### TASK TO COMPLETE:
Produce a verbatim transcription of the records below, beginning at the line containing "Type out the text in this image." and ending at the final line; include only those lines.

════════════════════

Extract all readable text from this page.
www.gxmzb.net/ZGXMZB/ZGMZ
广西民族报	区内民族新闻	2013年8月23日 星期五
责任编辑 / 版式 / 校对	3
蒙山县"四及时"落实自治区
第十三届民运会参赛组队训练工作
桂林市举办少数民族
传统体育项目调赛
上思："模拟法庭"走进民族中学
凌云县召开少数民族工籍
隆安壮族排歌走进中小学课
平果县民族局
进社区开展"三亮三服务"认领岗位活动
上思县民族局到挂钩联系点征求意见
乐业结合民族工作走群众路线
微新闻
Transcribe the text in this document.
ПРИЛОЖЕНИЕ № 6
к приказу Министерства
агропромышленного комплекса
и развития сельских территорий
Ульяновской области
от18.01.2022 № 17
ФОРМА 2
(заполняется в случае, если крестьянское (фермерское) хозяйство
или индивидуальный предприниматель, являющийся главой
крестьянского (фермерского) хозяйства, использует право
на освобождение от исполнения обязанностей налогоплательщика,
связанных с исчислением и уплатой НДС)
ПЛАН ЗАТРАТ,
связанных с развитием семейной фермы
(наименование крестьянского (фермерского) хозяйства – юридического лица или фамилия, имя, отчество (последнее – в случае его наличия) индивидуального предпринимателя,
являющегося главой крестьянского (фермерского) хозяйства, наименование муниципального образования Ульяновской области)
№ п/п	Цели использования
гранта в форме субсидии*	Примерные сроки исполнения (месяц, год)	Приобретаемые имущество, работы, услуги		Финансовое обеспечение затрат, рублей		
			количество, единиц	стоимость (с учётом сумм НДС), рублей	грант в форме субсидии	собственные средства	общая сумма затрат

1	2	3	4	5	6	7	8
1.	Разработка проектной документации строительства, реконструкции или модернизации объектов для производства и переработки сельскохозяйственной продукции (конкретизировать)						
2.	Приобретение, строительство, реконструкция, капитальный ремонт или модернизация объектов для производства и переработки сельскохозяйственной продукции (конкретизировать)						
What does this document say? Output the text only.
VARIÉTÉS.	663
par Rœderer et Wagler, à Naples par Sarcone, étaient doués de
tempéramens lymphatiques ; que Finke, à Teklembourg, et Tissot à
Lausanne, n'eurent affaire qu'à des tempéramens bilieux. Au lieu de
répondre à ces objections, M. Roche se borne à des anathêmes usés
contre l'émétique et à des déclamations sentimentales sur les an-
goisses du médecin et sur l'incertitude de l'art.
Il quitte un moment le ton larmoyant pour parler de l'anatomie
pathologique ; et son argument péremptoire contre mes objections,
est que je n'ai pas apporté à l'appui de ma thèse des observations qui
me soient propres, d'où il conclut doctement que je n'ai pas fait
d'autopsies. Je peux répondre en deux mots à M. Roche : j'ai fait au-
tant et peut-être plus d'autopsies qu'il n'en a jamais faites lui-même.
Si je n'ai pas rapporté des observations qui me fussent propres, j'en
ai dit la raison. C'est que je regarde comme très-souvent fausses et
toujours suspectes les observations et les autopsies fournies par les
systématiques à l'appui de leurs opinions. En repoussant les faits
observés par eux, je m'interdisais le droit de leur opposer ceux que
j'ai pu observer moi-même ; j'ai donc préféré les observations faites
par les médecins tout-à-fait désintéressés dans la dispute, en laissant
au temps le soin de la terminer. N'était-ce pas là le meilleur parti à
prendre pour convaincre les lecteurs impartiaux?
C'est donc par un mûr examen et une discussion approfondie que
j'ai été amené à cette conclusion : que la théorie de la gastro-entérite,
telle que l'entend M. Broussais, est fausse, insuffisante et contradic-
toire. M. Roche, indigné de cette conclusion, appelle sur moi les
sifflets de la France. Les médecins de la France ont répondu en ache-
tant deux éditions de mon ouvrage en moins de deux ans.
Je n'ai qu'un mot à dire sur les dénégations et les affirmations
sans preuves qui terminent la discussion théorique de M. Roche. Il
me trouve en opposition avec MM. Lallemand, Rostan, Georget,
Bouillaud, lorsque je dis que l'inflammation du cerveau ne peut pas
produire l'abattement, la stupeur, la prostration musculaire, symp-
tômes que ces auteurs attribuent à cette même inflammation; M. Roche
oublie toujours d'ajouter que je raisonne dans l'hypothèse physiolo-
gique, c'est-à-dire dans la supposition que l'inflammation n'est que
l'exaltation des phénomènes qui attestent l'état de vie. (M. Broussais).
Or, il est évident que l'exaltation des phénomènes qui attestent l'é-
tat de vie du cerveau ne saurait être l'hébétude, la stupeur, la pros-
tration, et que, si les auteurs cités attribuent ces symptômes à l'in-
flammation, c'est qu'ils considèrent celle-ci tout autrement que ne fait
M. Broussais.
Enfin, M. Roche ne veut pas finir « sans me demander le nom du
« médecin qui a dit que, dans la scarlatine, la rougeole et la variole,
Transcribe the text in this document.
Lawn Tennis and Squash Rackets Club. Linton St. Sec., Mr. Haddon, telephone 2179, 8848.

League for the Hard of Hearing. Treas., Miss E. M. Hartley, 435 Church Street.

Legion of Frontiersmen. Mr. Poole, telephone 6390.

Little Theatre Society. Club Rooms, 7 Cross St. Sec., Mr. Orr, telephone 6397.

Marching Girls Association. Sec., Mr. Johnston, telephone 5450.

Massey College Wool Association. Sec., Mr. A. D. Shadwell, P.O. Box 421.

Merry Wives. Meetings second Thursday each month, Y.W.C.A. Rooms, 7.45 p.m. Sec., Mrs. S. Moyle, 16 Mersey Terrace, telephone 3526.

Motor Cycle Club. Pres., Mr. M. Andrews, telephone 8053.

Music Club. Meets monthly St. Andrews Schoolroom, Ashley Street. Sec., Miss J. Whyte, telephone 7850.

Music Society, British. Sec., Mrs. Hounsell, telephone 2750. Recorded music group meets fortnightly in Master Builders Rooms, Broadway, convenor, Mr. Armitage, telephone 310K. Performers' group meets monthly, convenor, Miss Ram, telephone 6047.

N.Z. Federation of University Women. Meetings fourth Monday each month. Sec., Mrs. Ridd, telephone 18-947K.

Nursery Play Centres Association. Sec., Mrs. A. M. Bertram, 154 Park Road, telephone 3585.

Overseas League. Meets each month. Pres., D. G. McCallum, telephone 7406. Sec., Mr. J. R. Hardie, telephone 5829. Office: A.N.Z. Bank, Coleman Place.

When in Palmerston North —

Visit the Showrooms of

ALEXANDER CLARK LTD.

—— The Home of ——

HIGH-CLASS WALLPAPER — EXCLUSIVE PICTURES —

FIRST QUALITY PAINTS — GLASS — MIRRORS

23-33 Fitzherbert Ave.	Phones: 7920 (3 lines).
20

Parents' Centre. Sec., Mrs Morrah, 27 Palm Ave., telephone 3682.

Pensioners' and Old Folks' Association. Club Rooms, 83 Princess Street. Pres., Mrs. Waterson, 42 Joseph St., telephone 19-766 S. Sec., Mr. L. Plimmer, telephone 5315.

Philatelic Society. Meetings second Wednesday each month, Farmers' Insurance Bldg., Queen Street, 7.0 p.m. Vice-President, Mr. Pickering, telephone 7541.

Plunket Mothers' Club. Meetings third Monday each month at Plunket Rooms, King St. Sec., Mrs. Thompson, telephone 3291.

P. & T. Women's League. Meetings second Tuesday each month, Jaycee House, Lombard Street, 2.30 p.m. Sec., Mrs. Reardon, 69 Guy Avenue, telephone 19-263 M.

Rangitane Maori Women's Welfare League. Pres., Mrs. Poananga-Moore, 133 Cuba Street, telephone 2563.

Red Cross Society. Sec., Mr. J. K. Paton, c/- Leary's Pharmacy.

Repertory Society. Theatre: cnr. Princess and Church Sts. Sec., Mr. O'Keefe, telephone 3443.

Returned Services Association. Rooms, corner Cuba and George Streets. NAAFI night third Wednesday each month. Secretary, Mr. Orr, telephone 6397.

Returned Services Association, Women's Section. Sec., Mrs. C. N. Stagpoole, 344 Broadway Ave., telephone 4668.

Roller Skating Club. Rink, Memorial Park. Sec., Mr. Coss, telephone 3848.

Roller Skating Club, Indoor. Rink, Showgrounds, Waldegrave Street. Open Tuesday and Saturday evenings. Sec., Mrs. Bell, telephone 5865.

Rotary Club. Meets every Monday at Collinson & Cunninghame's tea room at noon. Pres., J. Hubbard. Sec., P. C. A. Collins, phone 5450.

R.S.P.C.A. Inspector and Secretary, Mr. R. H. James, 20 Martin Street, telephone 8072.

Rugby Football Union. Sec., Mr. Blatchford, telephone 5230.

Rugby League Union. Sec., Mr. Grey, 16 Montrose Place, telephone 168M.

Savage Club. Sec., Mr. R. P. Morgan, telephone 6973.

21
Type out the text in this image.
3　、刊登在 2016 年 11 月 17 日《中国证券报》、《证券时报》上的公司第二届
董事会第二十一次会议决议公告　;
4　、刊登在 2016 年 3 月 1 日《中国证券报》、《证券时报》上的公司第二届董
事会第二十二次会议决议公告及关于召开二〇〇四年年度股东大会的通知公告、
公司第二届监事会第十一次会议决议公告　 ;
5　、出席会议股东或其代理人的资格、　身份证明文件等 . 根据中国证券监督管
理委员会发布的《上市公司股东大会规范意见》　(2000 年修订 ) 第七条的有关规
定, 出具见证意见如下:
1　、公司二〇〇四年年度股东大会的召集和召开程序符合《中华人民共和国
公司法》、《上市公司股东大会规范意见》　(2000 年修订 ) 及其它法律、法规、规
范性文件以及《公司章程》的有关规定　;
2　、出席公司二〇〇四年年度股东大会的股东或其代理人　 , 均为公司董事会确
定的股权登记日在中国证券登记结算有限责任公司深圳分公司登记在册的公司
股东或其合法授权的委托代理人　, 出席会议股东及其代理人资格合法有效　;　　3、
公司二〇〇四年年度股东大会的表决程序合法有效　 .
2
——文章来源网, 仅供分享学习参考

════════════════════

### SOLUTION FOR THIS EXERCISE:
Type out the text in this image.
3　、刊登在 2016 年 11 月 17 日《中国证券报》、《证券时报》上的公司第二届
董事会第二十一次会议决议公告　;
4　、刊登在 2016 年 3 月 1 日《中国证券报》、《证券时报》上的公司第二届董
事会第二十二次会议决议公告及关于召开二〇〇四年年度股东大会的通知公告、
公司第二届监事会第十一次会议决议公告　 ;
5　、出席会议股东或其代理人的资格、　身份证明文件等 . 根据中国证券监督管
理委员会发布的《上市公司股东大会规范意见》　(2000 年修订 ) 第七条的有关规
定, 出具见证意见如下:
1　、公司二〇〇四年年度股东大会的召集和召开程序符合《中华人民共和国
公司法》、《上市公司股东大会规范意见》　(2000 年修订 ) 及其它法律、法规、规
范性文件以及《公司章程》的有关规定　;
2　、出席公司二〇〇四年年度股东大会的股东或其代理人　 , 均为公司董事会确
定的股权登记日在中国证券登记结算有限责任公司深圳分公司登记在册的公司
股东或其合法授权的委托代理人　, 出席会议股东及其代理人资格合法有效　;　　3、
公司二〇〇四年年度股东大会的表决程序合法有效　 .
2
——文章来源网, 仅供分享学习参考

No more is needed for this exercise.